▶ [Task requirements]:
Quote the full listing word for word.

··· Exercise input ···

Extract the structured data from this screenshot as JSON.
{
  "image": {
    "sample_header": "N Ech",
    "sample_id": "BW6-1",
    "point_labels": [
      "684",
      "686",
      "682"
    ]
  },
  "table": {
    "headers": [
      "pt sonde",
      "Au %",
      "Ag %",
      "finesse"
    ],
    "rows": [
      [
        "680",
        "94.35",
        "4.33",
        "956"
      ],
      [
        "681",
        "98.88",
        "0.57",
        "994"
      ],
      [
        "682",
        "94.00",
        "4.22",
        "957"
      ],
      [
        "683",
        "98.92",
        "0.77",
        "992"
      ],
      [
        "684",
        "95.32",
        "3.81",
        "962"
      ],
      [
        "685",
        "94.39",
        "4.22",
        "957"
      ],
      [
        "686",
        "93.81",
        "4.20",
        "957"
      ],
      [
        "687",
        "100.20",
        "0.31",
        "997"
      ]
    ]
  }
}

···

▶ [Result of the exercise]:
Extract the structured data from this screenshot as JSON.
{
  "image": {
    "sample_header": "N Ech",
    "sample_id": "BW6-1",
    "point_labels": [
      "684",
      "686",
      "682"
    ]
  },
  "table": {
    "headers": [
      "pt sonde",
      "Au %",
      "Ag %",
      "finesse"
    ],
    "rows": [
      [
        "680",
        "94.35",
        "4.33",
        "956"
      ],
      [
        "681",
        "98.88",
        "0.57",
        "994"
      ],
      [
        "682",
        "94.00",
        "4.22",
        "957"
      ],
      [
        "683",
        "98.92",
        "0.77",
        "992"
      ],
      [
        "684",
        "95.32",
        "3.81",
        "962"
      ],
      [
        "685",
        "94.39",
        "4.22",
        "957"
      ],
      [
        "686",
        "93.81",
        "4.20",
        "957"
      ],
      [
        "687",
        "100.20",
        "0.31",
        "997"
      ]
    ]
  }
}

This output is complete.